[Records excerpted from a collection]
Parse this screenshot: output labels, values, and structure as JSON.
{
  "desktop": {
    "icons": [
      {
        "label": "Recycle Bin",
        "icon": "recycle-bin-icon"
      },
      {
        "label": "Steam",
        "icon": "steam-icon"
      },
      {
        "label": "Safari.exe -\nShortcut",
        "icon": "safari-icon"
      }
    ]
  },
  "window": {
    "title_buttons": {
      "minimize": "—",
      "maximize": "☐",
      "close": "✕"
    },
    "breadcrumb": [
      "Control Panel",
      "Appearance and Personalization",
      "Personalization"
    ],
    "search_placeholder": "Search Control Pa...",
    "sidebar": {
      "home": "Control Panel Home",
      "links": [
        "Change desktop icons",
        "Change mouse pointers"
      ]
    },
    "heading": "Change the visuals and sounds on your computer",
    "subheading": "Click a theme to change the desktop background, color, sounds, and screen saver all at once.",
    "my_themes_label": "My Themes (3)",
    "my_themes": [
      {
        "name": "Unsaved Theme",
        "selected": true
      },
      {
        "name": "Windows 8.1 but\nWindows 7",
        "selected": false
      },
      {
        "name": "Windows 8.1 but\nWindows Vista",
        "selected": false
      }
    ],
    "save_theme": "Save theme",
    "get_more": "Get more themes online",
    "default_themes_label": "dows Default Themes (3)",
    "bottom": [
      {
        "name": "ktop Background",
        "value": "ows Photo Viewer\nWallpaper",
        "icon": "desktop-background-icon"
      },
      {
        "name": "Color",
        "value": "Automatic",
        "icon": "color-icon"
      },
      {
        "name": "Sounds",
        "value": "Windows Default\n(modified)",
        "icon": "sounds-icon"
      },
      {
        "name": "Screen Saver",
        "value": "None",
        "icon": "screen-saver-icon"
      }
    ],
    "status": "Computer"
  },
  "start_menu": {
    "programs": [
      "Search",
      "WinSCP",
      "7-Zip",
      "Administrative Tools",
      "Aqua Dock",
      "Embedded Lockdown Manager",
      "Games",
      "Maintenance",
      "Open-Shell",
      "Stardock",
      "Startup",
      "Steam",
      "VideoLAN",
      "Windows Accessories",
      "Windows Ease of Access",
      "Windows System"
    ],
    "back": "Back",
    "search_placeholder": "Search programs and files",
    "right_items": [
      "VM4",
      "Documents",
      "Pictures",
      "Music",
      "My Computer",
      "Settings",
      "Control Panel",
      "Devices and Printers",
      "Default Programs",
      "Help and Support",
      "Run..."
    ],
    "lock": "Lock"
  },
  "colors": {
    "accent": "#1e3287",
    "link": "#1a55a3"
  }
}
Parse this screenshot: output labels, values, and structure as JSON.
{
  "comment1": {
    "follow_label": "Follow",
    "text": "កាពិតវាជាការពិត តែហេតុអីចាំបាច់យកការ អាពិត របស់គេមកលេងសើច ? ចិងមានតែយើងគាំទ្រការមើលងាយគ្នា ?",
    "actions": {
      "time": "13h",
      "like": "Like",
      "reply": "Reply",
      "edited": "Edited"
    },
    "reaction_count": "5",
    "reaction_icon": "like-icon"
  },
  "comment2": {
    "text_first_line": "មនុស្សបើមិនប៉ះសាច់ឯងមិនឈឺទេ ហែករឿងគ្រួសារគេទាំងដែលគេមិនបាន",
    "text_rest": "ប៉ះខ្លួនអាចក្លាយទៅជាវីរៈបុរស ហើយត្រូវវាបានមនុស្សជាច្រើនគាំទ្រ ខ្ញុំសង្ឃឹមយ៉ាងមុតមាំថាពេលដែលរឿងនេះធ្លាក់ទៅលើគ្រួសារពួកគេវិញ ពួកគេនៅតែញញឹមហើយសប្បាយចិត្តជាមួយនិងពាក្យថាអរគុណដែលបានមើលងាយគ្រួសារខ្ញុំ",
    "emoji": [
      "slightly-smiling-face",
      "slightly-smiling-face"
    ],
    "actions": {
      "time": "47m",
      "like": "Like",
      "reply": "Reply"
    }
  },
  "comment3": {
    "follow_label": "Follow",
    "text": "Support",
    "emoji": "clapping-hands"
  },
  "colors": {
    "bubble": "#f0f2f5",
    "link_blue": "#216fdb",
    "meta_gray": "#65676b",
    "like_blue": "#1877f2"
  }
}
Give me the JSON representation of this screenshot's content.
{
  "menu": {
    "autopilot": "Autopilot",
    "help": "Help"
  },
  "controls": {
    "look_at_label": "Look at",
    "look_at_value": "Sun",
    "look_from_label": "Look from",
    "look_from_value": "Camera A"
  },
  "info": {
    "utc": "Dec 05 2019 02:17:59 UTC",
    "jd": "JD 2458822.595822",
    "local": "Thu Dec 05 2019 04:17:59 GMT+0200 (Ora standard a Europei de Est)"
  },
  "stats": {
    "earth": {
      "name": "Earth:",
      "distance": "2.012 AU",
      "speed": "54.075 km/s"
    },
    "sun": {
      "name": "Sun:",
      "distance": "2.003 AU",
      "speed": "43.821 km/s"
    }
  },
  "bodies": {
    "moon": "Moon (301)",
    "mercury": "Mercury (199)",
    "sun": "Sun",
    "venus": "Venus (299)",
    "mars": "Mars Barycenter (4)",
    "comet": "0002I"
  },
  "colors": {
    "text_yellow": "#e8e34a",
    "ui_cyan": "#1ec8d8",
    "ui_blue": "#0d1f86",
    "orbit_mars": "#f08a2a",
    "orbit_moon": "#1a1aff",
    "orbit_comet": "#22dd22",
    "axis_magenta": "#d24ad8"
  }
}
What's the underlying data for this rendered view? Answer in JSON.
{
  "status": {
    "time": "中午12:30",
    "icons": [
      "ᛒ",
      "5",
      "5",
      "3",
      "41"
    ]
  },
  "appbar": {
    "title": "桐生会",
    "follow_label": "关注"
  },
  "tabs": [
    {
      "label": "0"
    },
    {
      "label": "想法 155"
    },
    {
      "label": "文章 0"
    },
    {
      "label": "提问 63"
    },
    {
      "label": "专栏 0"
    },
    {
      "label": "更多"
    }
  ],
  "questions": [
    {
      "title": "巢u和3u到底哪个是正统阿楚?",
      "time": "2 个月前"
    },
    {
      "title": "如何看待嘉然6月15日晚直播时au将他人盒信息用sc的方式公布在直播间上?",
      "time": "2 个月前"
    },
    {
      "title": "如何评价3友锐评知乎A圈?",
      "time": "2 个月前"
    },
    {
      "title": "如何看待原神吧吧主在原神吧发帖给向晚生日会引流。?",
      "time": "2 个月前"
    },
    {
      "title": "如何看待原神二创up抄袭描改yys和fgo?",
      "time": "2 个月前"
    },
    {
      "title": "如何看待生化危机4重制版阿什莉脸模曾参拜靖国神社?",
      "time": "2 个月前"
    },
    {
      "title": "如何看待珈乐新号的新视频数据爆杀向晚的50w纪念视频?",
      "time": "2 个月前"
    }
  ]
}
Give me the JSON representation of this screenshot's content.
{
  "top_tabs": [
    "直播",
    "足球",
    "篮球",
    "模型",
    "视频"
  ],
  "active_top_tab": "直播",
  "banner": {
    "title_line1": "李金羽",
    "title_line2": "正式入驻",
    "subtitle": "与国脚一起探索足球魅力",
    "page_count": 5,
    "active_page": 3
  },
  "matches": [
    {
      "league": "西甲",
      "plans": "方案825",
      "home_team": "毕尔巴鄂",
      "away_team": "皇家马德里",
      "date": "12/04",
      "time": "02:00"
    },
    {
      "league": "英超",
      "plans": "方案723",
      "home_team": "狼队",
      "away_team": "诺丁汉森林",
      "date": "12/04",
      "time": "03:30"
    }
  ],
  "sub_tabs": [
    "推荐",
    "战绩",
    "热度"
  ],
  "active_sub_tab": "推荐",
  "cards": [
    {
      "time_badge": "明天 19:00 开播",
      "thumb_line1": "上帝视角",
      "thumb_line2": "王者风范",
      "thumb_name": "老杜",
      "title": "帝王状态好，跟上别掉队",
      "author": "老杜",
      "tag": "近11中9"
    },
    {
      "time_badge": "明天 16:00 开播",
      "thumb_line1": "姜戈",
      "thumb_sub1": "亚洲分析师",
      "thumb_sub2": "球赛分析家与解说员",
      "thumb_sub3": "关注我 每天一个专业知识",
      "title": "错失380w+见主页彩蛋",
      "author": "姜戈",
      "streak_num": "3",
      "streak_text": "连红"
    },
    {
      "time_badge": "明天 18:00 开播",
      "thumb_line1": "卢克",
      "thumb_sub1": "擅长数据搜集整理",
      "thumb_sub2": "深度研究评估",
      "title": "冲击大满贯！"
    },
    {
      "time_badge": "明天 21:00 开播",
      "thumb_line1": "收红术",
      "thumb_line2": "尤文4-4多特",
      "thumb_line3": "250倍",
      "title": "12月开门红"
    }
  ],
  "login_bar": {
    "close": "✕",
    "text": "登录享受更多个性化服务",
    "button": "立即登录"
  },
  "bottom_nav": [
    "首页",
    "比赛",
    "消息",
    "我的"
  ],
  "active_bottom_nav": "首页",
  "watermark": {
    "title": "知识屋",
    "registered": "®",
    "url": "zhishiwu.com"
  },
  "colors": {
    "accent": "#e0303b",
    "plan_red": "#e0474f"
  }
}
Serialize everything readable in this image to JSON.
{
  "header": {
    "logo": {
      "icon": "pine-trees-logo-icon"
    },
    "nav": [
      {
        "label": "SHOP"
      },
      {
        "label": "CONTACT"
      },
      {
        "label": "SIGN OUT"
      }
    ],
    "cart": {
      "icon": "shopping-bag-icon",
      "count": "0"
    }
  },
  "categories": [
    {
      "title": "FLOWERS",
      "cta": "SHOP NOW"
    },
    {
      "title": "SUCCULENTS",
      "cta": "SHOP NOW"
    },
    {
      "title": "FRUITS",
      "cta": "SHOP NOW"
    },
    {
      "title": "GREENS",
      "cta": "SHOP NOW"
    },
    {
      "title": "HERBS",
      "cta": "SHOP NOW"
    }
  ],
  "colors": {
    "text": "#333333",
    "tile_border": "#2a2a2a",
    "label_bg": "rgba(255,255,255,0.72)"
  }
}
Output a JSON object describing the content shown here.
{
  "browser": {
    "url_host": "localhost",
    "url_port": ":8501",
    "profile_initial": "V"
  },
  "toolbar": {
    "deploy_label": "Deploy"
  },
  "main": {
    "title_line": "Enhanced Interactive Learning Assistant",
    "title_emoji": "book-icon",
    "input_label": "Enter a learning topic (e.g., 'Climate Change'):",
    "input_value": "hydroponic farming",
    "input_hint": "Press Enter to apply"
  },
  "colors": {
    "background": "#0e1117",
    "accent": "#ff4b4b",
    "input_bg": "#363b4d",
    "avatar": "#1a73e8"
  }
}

STATED EXERCISE> Lines holding the word "nWindows" in the entries above are the ones to pull out. Copy them all.

SOLUTION FOR THIS TASK>
        "name": "Windows 8.1 but\nWindows 7",
        "name": "Windows 8.1 but\nWindows Vista",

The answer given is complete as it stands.